>> START SUPPLIED RECORDS

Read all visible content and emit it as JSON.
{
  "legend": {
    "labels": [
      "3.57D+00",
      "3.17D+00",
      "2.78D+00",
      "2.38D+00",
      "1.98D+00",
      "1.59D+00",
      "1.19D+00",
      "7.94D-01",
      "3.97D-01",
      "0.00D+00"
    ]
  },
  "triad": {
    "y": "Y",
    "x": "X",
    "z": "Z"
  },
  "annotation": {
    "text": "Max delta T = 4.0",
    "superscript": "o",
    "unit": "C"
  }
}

>> END SUPPLIED RECORDS

WHAT THIS TASK INVOLVES:
Exact copies of all the records are required.

EXERCISE OUTPUT:
Read all visible content and emit it as JSON.
{
  "legend": {
    "labels": [
      "3.57D+00",
      "3.17D+00",
      "2.78D+00",
      "2.38D+00",
      "1.98D+00",
      "1.59D+00",
      "1.19D+00",
      "7.94D-01",
      "3.97D-01",
      "0.00D+00"
    ]
  },
  "triad": {
    "y": "Y",
    "x": "X",
    "z": "Z"
  },
  "annotation": {
    "text": "Max delta T = 4.0",
    "superscript": "o",
    "unit": "C"
  }
}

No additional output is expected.